-------- SUPPLIED DATA
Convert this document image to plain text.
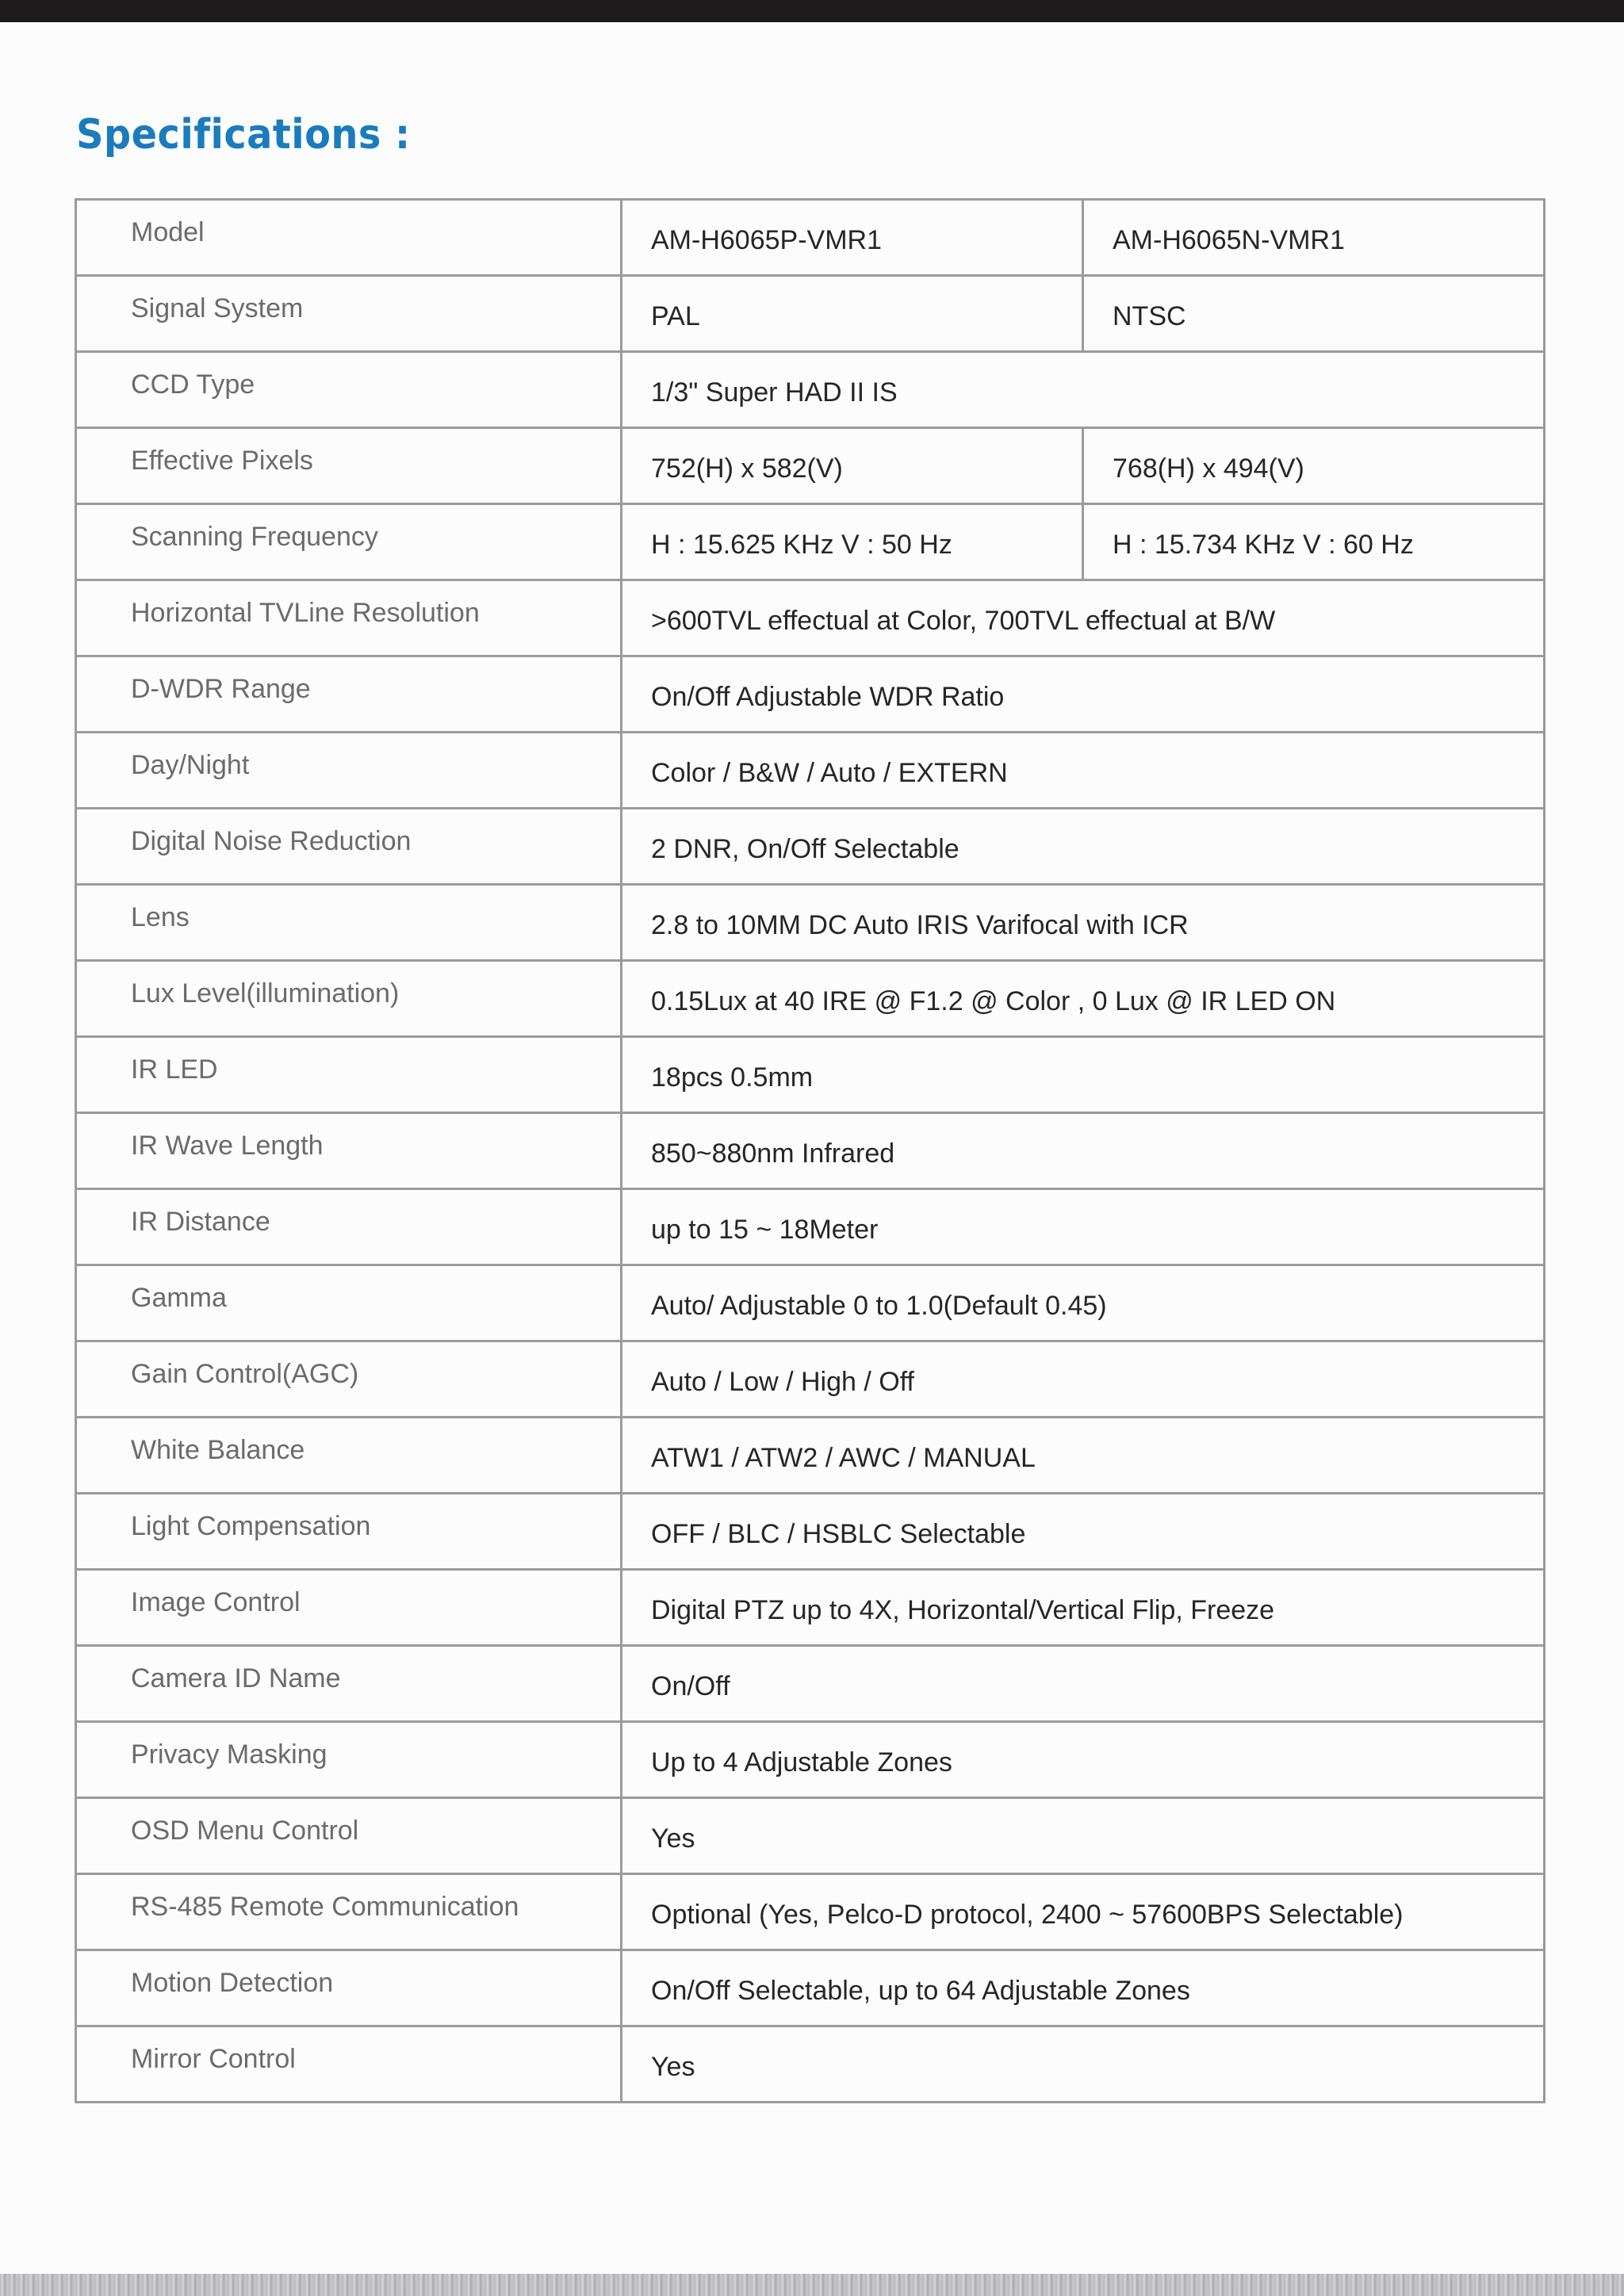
Specifications :
Model	AM-H6065P-VMR1	AM-H6065N-VMR1
Signal System	PAL	NTSC
CCD Type	1/3" Super HAD II IS	
Effective Pixels	752(H) x 582(V)	768(H) x 494(V)
Scanning Frequency	H : 15.625 KHz V : 50 Hz	H : 15.734 KHz V : 60 Hz
Horizontal TVLine Resolution	>600TVL effectual at Color, 700TVL effectual at B/W	
D-WDR Range	On/Off Adjustable WDR Ratio	
Day/Night	Color / B&W / Auto / EXTERN	
Digital Noise Reduction	2 DNR, On/Off Selectable	
Lens	2.8 to 10MM DC Auto IRIS Varifocal with ICR	
Lux Level(illumination)	0.15Lux at 40 IRE @ F1.2 @ Color , 0 Lux @ IR LED ON	
IR LED	18pcs 0.5mm	
IR Wave Length	850~880nm Infrared	
IR Distance	up to 15 ~ 18Meter	
Gamma	Auto/ Adjustable 0 to 1.0(Default 0.45)	
Gain Control(AGC)	Auto / Low / High / Off	
White Balance	ATW1 / ATW2 / AWC / MANUAL	
Light Compensation	OFF / BLC / HSBLC Selectable	
Image Control	Digital PTZ up to 4X, Horizontal/Vertical Flip, Freeze	
Camera ID Name	On/Off	
Privacy Masking	Up to 4 Adjustable Zones	
OSD Menu Control	Yes	
RS-485 Remote Communication	Optional (Yes, Pelco-D protocol, 2400 ~ 57600BPS Selectable)	
Motion Detection	On/Off Selectable, up to 64 Adjustable Zones	
Mirror Control	Yes	
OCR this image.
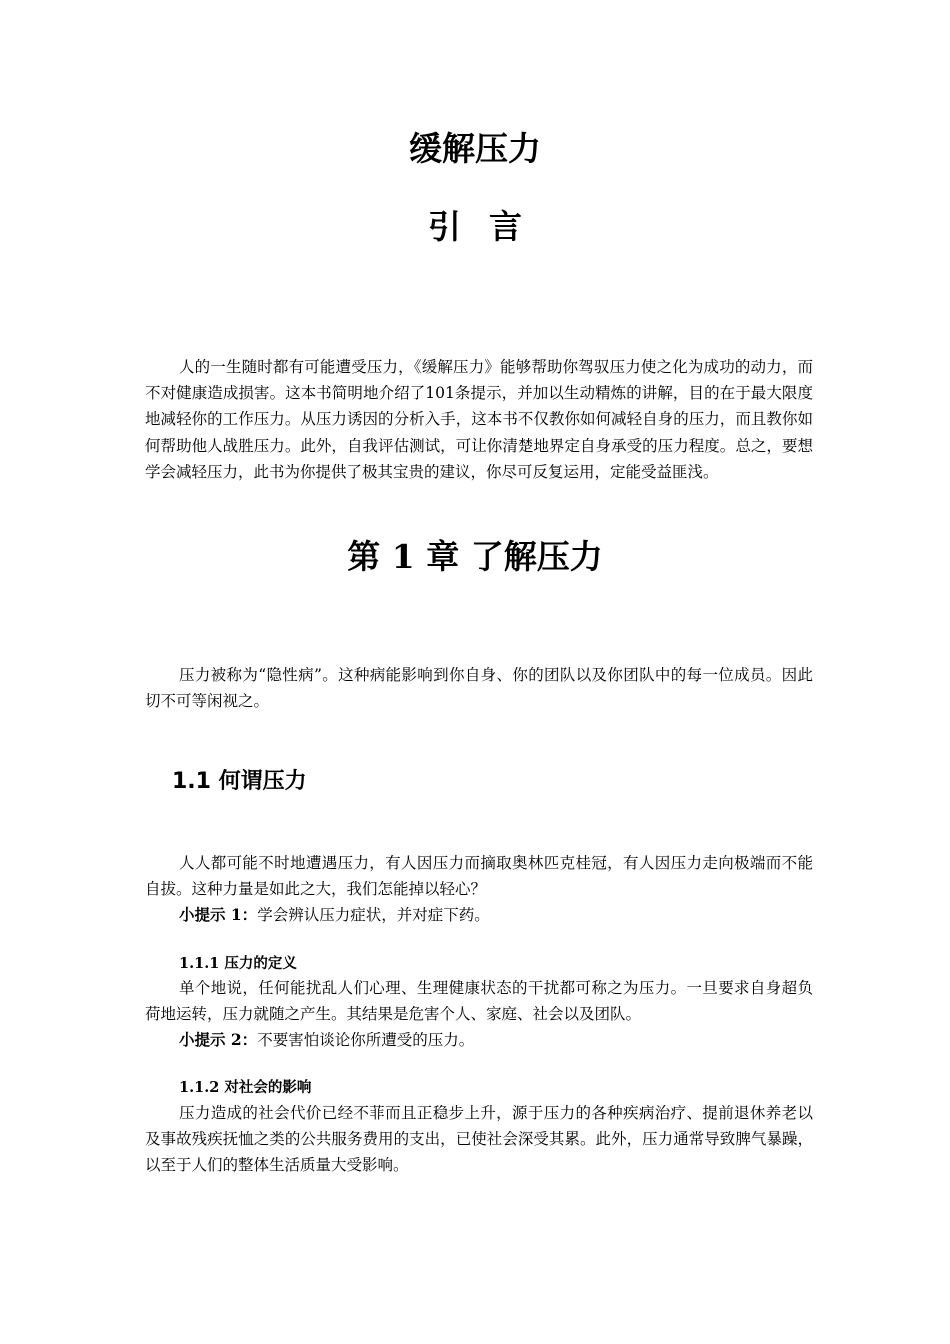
缓解压力
引言

人的一生随时都有可能遭受压力，《缓解压力》能够帮助你驾驭压力使之化为成功的动力，而不对健康造成损害。这本书简明地介绍了101条提示，并加以生动精炼的讲解，目的在于最大限度地减轻你的工作压力。从压力诱因的分析入手，这本书不仅教你如何减轻自身的压力，而且教你如何帮助他人战胜压力。此外，自我评估测试，可让你清楚地界定自身承受的压力程度。总之，要想学会减轻压力，此书为你提供了极其宝贵的建议，你尽可反复运用，定能受益匪浅。

第 1 章 了解压力

压力被称为“隐性病”。这种病能影响到你自身、你的团队以及你团队中的每一位成员。因此切不可等闲视之。

1.1 何谓压力

人人都可能不时地遭遇压力，有人因压力而摘取奥林匹克桂冠，有人因压力走向极端而不能自拔。这种力量是如此之大，我们怎能掉以轻心？

小提示 1：学会辨认压力症状，并对症下药。

1.1.1 压力的定义

单个地说，任何能扰乱人们心理、生理健康状态的干扰都可称之为压力。一旦要求自身超负荷地运转，压力就随之产生。其结果是危害个人、家庭、社会以及团队。

小提示 2：不要害怕谈论你所遭受的压力。

1.1.2 对社会的影响

压力造成的社会代价已经不菲而且正稳步上升，源于压力的各种疾病治疗、提前退休养老以及事故残疾抚恤之类的公共服务费用的支出，已使社会深受其累。此外，压力通常导致脾气暴躁，以至于人们的整体生活质量大受影响。
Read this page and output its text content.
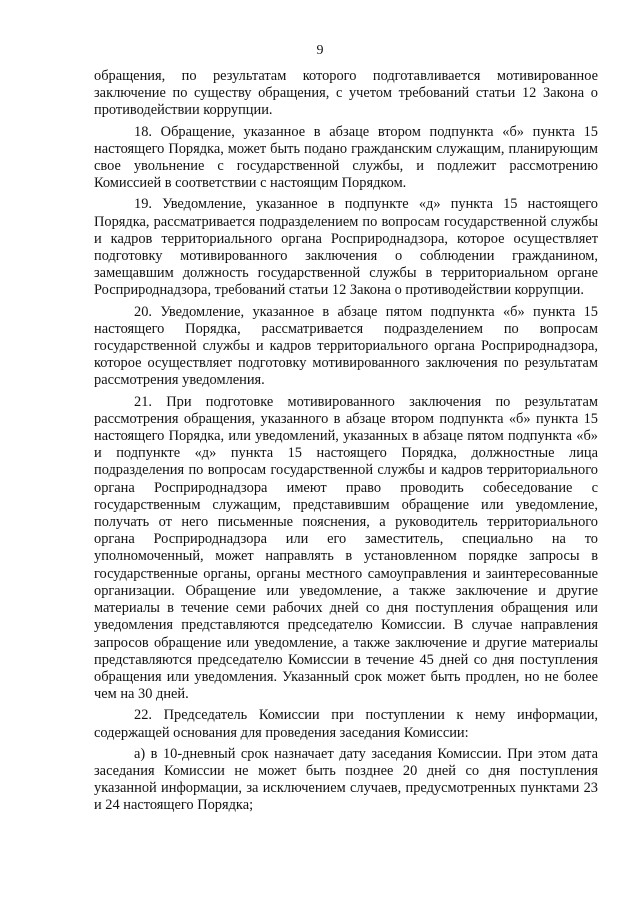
9

обращения, по результатам которого подготавливается мотивированное заключение по существу обращения, с учетом требований статьи 12 Закона о противодействии коррупции.

18. Обращение, указанное в абзаце втором подпункта «б» пункта 15 настоящего Порядка, может быть подано гражданским служащим, планирующим свое увольнение с государственной службы, и подлежит рассмотрению Комиссией в соответствии с настоящим Порядком.

19. Уведомление, указанное в подпункте «д» пункта 15 настоящего Порядка, рассматривается подразделением по вопросам государственной службы и кадров территориального органа Росприроднадзора, которое осуществляет подготовку мотивированного заключения о соблюдении гражданином, замещавшим должность государственной службы в территориальном органе Росприроднадзора, требований статьи 12 Закона о противодействии коррупции.

20. Уведомление, указанное в абзаце пятом подпункта «б» пункта 15 настоящего Порядка, рассматривается подразделением по вопросам государственной службы и кадров территориального органа Росприроднадзора, которое осуществляет подготовку мотивированного заключения по результатам рассмотрения уведомления.

21. При подготовке мотивированного заключения по результатам рассмотрения обращения, указанного в абзаце втором подпункта «б» пункта 15 настоящего Порядка, или уведомлений, указанных в абзаце пятом подпункта «б» и подпункте «д» пункта 15 настоящего Порядка, должностные лица подразделения по вопросам государственной службы и кадров территориального органа Росприроднадзора имеют право проводить собеседование с государственным служащим, представившим обращение или уведомление, получать от него письменные пояснения, а руководитель территориального органа Росприроднадзора или его заместитель, специально на то уполномоченный, может направлять в установленном порядке запросы в государственные органы, органы местного самоуправления и заинтересованные организации. Обращение или уведомление, а также заключение и другие материалы в течение семи рабочих дней со дня поступления обращения или уведомления представляются председателю Комиссии. В случае направления запросов обращение или уведомление, а также заключение и другие материалы представляются председателю Комиссии в течение 45 дней со дня поступления обращения или уведомления. Указанный срок может быть продлен, но не более чем на 30 дней.

22. Председатель Комиссии при поступлении к нему информации, содержащей основания для проведения заседания Комиссии:

а) в 10-дневный срок назначает дату заседания Комиссии. При этом дата заседания Комиссии не может быть позднее 20 дней со дня поступления указанной информации, за исключением случаев, предусмотренных пунктами 23 и 24 настоящего Порядка;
----------------
* **WORK REQUIRED**: Without including any pictures, please restate all the records exactly.

* **RESULT BELOW**:
Convert this document image to plain text.
Specifications :
Model	AM-H6065P-VMR1	AM-H6065N-VMR1
Signal System	PAL	NTSC
CCD Type	1/3" Super HAD II IS	
Effective Pixels	752(H) x 582(V)	768(H) x 494(V)
Scanning Frequency	H : 15.625 KHz V : 50 Hz	H : 15.734 KHz V : 60 Hz
Horizontal TVLine Resolution	>600TVL effectual at Color, 700TVL effectual at B/W	
D-WDR Range	On/Off Adjustable WDR Ratio	
Day/Night	Color / B&W / Auto / EXTERN	
Digital Noise Reduction	2 DNR, On/Off Selectable	
Lens	2.8 to 10MM DC Auto IRIS Varifocal with ICR	
Lux Level(illumination)	0.15Lux at 40 IRE @ F1.2 @ Color , 0 Lux @ IR LED ON	
IR LED	18pcs 0.5mm	
IR Wave Length	850~880nm Infrared	
IR Distance	up to 15 ~ 18Meter	
Gamma	Auto/ Adjustable 0 to 1.0(Default 0.45)	
Gain Control(AGC)	Auto / Low / High / Off	
White Balance	ATW1 / ATW2 / AWC / MANUAL	
Light Compensation	OFF / BLC / HSBLC Selectable	
Image Control	Digital PTZ up to 4X, Horizontal/Vertical Flip, Freeze	
Camera ID Name	On/Off	
Privacy Masking	Up to 4 Adjustable Zones	
OSD Menu Control	Yes	
RS-485 Remote Communication	Optional (Yes, Pelco-D protocol, 2400 ~ 57600BPS Selectable)	
Motion Detection	On/Off Selectable, up to 64 Adjustable Zones	
Mirror Control	Yes	
OCR this image.
缓解压力
引言

人的一生随时都有可能遭受压力，《缓解压力》能够帮助你驾驭压力使之化为成功的动力，而不对健康造成损害。这本书简明地介绍了101条提示，并加以生动精炼的讲解，目的在于最大限度地减轻你的工作压力。从压力诱因的分析入手，这本书不仅教你如何减轻自身的压力，而且教你如何帮助他人战胜压力。此外，自我评估测试，可让你清楚地界定自身承受的压力程度。总之，要想学会减轻压力，此书为你提供了极其宝贵的建议，你尽可反复运用，定能受益匪浅。

第 1 章 了解压力

压力被称为“隐性病”。这种病能影响到你自身、你的团队以及你团队中的每一位成员。因此切不可等闲视之。

1.1 何谓压力

人人都可能不时地遭遇压力，有人因压力而摘取奥林匹克桂冠，有人因压力走向极端而不能自拔。这种力量是如此之大，我们怎能掉以轻心？

小提示 1：学会辨认压力症状，并对症下药。

1.1.1 压力的定义

单个地说，任何能扰乱人们心理、生理健康状态的干扰都可称之为压力。一旦要求自身超负荷地运转，压力就随之产生。其结果是危害个人、家庭、社会以及团队。

小提示 2：不要害怕谈论你所遭受的压力。

1.1.2 对社会的影响

压力造成的社会代价已经不菲而且正稳步上升，源于压力的各种疾病治疗、提前退休养老以及事故残疾抚恤之类的公共服务费用的支出，已使社会深受其累。此外，压力通常导致脾气暴躁，以至于人们的整体生活质量大受影响。
Read this page and output its text content.
9

обращения, по результатам которого подготавливается мотивированное заключение по существу обращения, с учетом требований статьи 12 Закона о противодействии коррупции.

18. Обращение, указанное в абзаце втором подпункта «б» пункта 15 настоящего Порядка, может быть подано гражданским служащим, планирующим свое увольнение с государственной службы, и подлежит рассмотрению Комиссией в соответствии с настоящим Порядком.

19. Уведомление, указанное в подпункте «д» пункта 15 настоящего Порядка, рассматривается подразделением по вопросам государственной службы и кадров территориального органа Росприроднадзора, которое осуществляет подготовку мотивированного заключения о соблюдении гражданином, замещавшим должность государственной службы в территориальном органе Росприроднадзора, требований статьи 12 Закона о противодействии коррупции.

20. Уведомление, указанное в абзаце пятом подпункта «б» пункта 15 настоящего Порядка, рассматривается подразделением по вопросам государственной службы и кадров территориального органа Росприроднадзора, которое осуществляет подготовку мотивированного заключения по результатам рассмотрения уведомления.

21. При подготовке мотивированного заключения по результатам рассмотрения обращения, указанного в абзаце втором подпункта «б» пункта 15 настоящего Порядка, или уведомлений, указанных в абзаце пятом подпункта «б» и подпункте «д» пункта 15 настоящего Порядка, должностные лица подразделения по вопросам государственной службы и кадров территориального органа Росприроднадзора имеют право проводить собеседование с государственным служащим, представившим обращение или уведомление, получать от него письменные пояснения, а руководитель территориального органа Росприроднадзора или его заместитель, специально на то уполномоченный, может направлять в установленном порядке запросы в государственные органы, органы местного самоуправления и заинтересованные организации. Обращение или уведомление, а также заключение и другие материалы в течение семи рабочих дней со дня поступления обращения или уведомления представляются председателю Комиссии. В случае направления запросов обращение или уведомление, а также заключение и другие материалы представляются председателю Комиссии в течение 45 дней со дня поступления обращения или уведомления. Указанный срок может быть продлен, но не более чем на 30 дней.

22. Председатель Комиссии при поступлении к нему информации, содержащей основания для проведения заседания Комиссии:

а) в 10-дневный срок назначает дату заседания Комиссии. При этом дата заседания Комиссии не может быть позднее 20 дней со дня поступления указанной информации, за исключением случаев, предусмотренных пунктами 23 и 24 настоящего Порядка;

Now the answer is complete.